[Items from a dataset]
▬▬▬▬▬▬

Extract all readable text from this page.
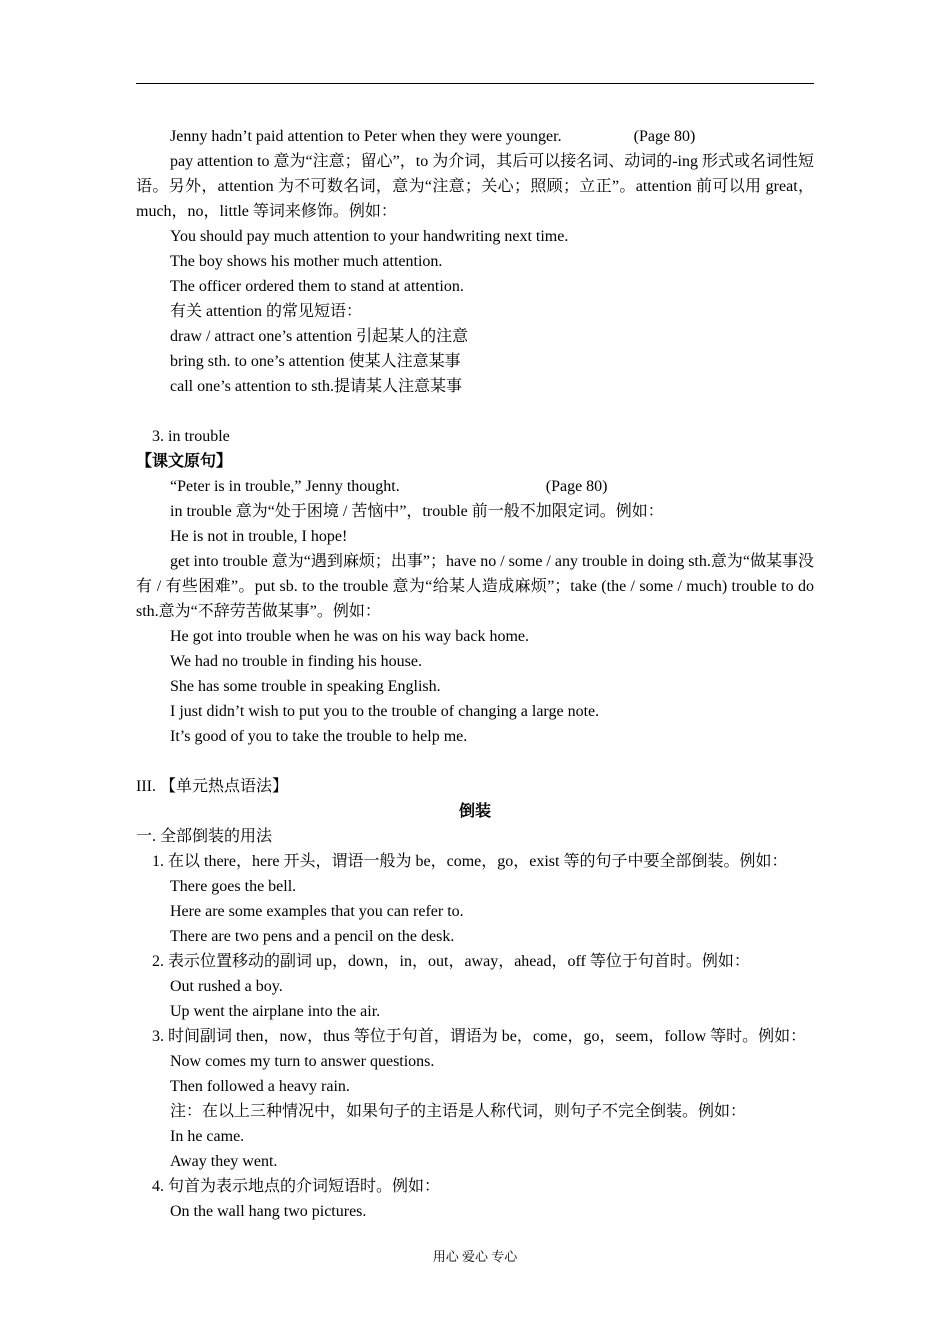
Jenny hadn’t paid attention to Peter when they were younger.	(Page 80)
pay attention to 意为“注意；留心”，to 为介词，其后可以接名词、动词的-ing 形式或名词性短语。另外，attention 为不可数名词，意为“注意；关心；照顾；立正”。attention 前可以用 great，much，no，little 等词来修饰。例如：
You should pay much attention to your handwriting next time.
The boy shows his mother much attention.
The officer ordered them to stand at attention.
有关 attention 的常见短语：
draw / attract one’s attention 引起某人的注意
bring sth. to one’s attention 使某人注意某事
call one’s attention to sth.提请某人注意某事
3. in trouble
【课文原句】
“Peter is in trouble,” Jenny thought.	(Page 80)
in trouble 意为“处于困境 / 苦恼中”，trouble 前一般不加限定词。例如：
He is not in trouble, I hope!
get into trouble 意为“遇到麻烦；出事”；have no / some / any trouble in doing sth.意为“做某事没有 / 有些困难”。put sb. to the trouble 意为“给某人造成麻烦”；take (the / some / much) trouble to do sth.意为“不辞劳苦做某事”。例如：
He got into trouble when he was on his way back home.
We had no trouble in finding his house.
She has some trouble in speaking English.
I just didn’t wish to put you to the trouble of changing a large note.
It’s good of you to take the trouble to help me.
III. 【单元热点语法】
倒装
一. 全部倒装的用法
1. 在以 there，here 开头，谓语一般为 be，come，go，exist 等的句子中要全部倒装。例如：
There goes the bell.
Here are some examples that you can refer to.
There are two pens and a pencil on the desk.
2. 表示位置移动的副词 up，down，in，out，away，ahead，off 等位于句首时。例如：
Out rushed a boy.
Up went the airplane into the air.
3. 时间副词 then，now，thus 等位于句首，谓语为 be，come，go，seem，follow 等时。例如：
Now comes my turn to answer questions.
Then followed a heavy rain.
注：在以上三种情况中，如果句子的主语是人称代词，则句子不完全倒装。例如：
In he came.
Away they went.
4. 句首为表示地点的介词短语时。例如：
On the wall hang two pictures.
用心 爱心 专心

▬▬▬▬▬▬

_GIVEN TASK_
Please write out all the data again word for word, but not the pictures.

_THE RESULT_
Extract all readable text from this page.
Jenny hadn’t paid attention to Peter when they were younger.	(Page 80)
pay attention to 意为“注意；留心”，to 为介词，其后可以接名词、动词的-ing 形式或名词性短语。另外，attention 为不可数名词，意为“注意；关心；照顾；立正”。attention 前可以用 great，much，no，little 等词来修饰。例如：
You should pay much attention to your handwriting next time.
The boy shows his mother much attention.
The officer ordered them to stand at attention.
有关 attention 的常见短语：
draw / attract one’s attention 引起某人的注意
bring sth. to one’s attention 使某人注意某事
call one’s attention to sth.提请某人注意某事
3. in trouble
【课文原句】
“Peter is in trouble,” Jenny thought.	(Page 80)
in trouble 意为“处于困境 / 苦恼中”，trouble 前一般不加限定词。例如：
He is not in trouble, I hope!
get into trouble 意为“遇到麻烦；出事”；have no / some / any trouble in doing sth.意为“做某事没有 / 有些困难”。put sb. to the trouble 意为“给某人造成麻烦”；take (the / some / much) trouble to do sth.意为“不辞劳苦做某事”。例如：
He got into trouble when he was on his way back home.
We had no trouble in finding his house.
She has some trouble in speaking English.
I just didn’t wish to put you to the trouble of changing a large note.
It’s good of you to take the trouble to help me.
III. 【单元热点语法】
倒装
一. 全部倒装的用法
1. 在以 there，here 开头，谓语一般为 be，come，go，exist 等的句子中要全部倒装。例如：
There goes the bell.
Here are some examples that you can refer to.
There are two pens and a pencil on the desk.
2. 表示位置移动的副词 up，down，in，out，away，ahead，off 等位于句首时。例如：
Out rushed a boy.
Up went the airplane into the air.
3. 时间副词 then，now，thus 等位于句首，谓语为 be，come，go，seem，follow 等时。例如：
Now comes my turn to answer questions.
Then followed a heavy rain.
注：在以上三种情况中，如果句子的主语是人称代词，则句子不完全倒装。例如：
In he came.
Away they went.
4. 句首为表示地点的介词短语时。例如：
On the wall hang two pictures.
用心 爱心 专心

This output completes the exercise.